<<<<

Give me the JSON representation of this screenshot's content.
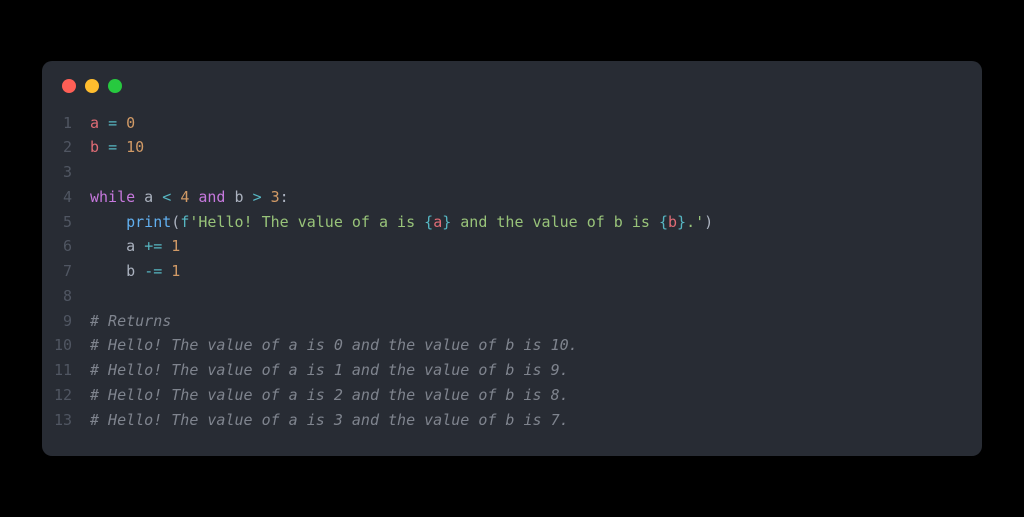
{
  "window": {
    "traffic_lights": [
      "red",
      "yellow",
      "green"
    ]
  },
  "code": {
    "lines": [
      {
        "n": "1",
        "tokens": [
          {
            "t": "a ",
            "c": "tok-var"
          },
          {
            "t": "=",
            "c": "tok-op"
          },
          {
            "t": " ",
            "c": "tok-plain"
          },
          {
            "t": "0",
            "c": "tok-num"
          }
        ]
      },
      {
        "n": "2",
        "tokens": [
          {
            "t": "b ",
            "c": "tok-var"
          },
          {
            "t": "=",
            "c": "tok-op"
          },
          {
            "t": " ",
            "c": "tok-plain"
          },
          {
            "t": "10",
            "c": "tok-num"
          }
        ]
      },
      {
        "n": "3",
        "tokens": []
      },
      {
        "n": "4",
        "tokens": [
          {
            "t": "while",
            "c": "tok-kw"
          },
          {
            "t": " a ",
            "c": "tok-plain"
          },
          {
            "t": "<",
            "c": "tok-op"
          },
          {
            "t": " ",
            "c": "tok-plain"
          },
          {
            "t": "4",
            "c": "tok-num"
          },
          {
            "t": " ",
            "c": "tok-plain"
          },
          {
            "t": "and",
            "c": "tok-kw"
          },
          {
            "t": " b ",
            "c": "tok-plain"
          },
          {
            "t": ">",
            "c": "tok-op"
          },
          {
            "t": " ",
            "c": "tok-plain"
          },
          {
            "t": "3",
            "c": "tok-num"
          },
          {
            "t": ":",
            "c": "tok-plain"
          }
        ]
      },
      {
        "n": "5",
        "tokens": [
          {
            "t": "    ",
            "c": "tok-plain"
          },
          {
            "t": "print",
            "c": "tok-fn"
          },
          {
            "t": "(",
            "c": "tok-plain"
          },
          {
            "t": "f",
            "c": "tok-fstr"
          },
          {
            "t": "'Hello! The value of a is ",
            "c": "tok-str"
          },
          {
            "t": "{",
            "c": "tok-op"
          },
          {
            "t": "a",
            "c": "tok-var"
          },
          {
            "t": "}",
            "c": "tok-op"
          },
          {
            "t": " and the value of b is ",
            "c": "tok-str"
          },
          {
            "t": "{",
            "c": "tok-op"
          },
          {
            "t": "b",
            "c": "tok-var"
          },
          {
            "t": "}",
            "c": "tok-op"
          },
          {
            "t": ".'",
            "c": "tok-str"
          },
          {
            "t": ")",
            "c": "tok-plain"
          }
        ]
      },
      {
        "n": "6",
        "tokens": [
          {
            "t": "    a ",
            "c": "tok-plain"
          },
          {
            "t": "+=",
            "c": "tok-op"
          },
          {
            "t": " ",
            "c": "tok-plain"
          },
          {
            "t": "1",
            "c": "tok-num"
          }
        ]
      },
      {
        "n": "7",
        "tokens": [
          {
            "t": "    b ",
            "c": "tok-plain"
          },
          {
            "t": "-=",
            "c": "tok-op"
          },
          {
            "t": " ",
            "c": "tok-plain"
          },
          {
            "t": "1",
            "c": "tok-num"
          }
        ]
      },
      {
        "n": "8",
        "tokens": []
      },
      {
        "n": "9",
        "tokens": [
          {
            "t": "# Returns",
            "c": "tok-comment"
          }
        ]
      },
      {
        "n": "10",
        "tokens": [
          {
            "t": "# Hello! The value of a is 0 and the value of b is 10.",
            "c": "tok-comment"
          }
        ]
      },
      {
        "n": "11",
        "tokens": [
          {
            "t": "# Hello! The value of a is 1 and the value of b is 9.",
            "c": "tok-comment"
          }
        ]
      },
      {
        "n": "12",
        "tokens": [
          {
            "t": "# Hello! The value of a is 2 and the value of b is 8.",
            "c": "tok-comment"
          }
        ]
      },
      {
        "n": "13",
        "tokens": [
          {
            "t": "# Hello! The value of a is 3 and the value of b is 7.",
            "c": "tok-comment"
          }
        ]
      }
    ]
  }
}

>>>>

Collect every line above that contains the word "Hello".

• Expected answer
            "t": "'Hello! The value of a is ",
            "t": "# Hello! The value of a is 0 and the value of b is 10.",
            "t": "# Hello! The value of a is 1 and the value of b is 9.",
            "t": "# Hello! The value of a is 2 and the value of b is 8.",
            "t": "# Hello! The value of a is 3 and the value of b is 7.",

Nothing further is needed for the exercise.